Stored items from a collection
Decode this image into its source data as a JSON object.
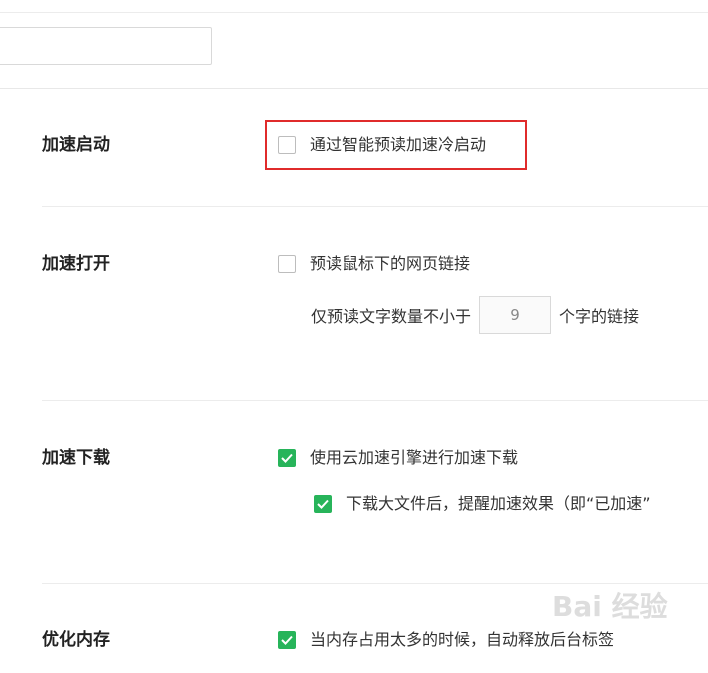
{
  "sections": [
    {
      "title": "加速启动",
      "options": [
        {
          "label": "通过智能预读加速冷启动",
          "checked": false
        }
      ]
    },
    {
      "title": "加速打开",
      "options": [
        {
          "label": "预读鼠标下的网页链接",
          "checked": false
        }
      ],
      "sub_setting": {
        "prefix": "仅预读文字数量不小于",
        "value": "9",
        "suffix": "个字的链接"
      }
    },
    {
      "title": "加速下载",
      "options": [
        {
          "label": "使用云加速引擎进行加速下载",
          "checked": true
        },
        {
          "label": "下载大文件后，提醒加速效果（即“已加速”",
          "checked": true
        }
      ]
    },
    {
      "title": "优化内存",
      "options": [
        {
          "label": "当内存占用太多的时候，自动释放后台标签",
          "checked": true
        }
      ]
    }
  ],
  "watermark": "Bai 经验",
  "colors": {
    "accent_green": "#27b45a",
    "highlight_red": "#e02b2b"
  }
}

§ WRITTEN EXERCISE:
Look over the records above and copy each line that includes the string "title".

§ EXERCISE RESULT:
      "title": "加速启动",
      "title": "加速打开",
      "title": "加速下载",
      "title": "优化内存",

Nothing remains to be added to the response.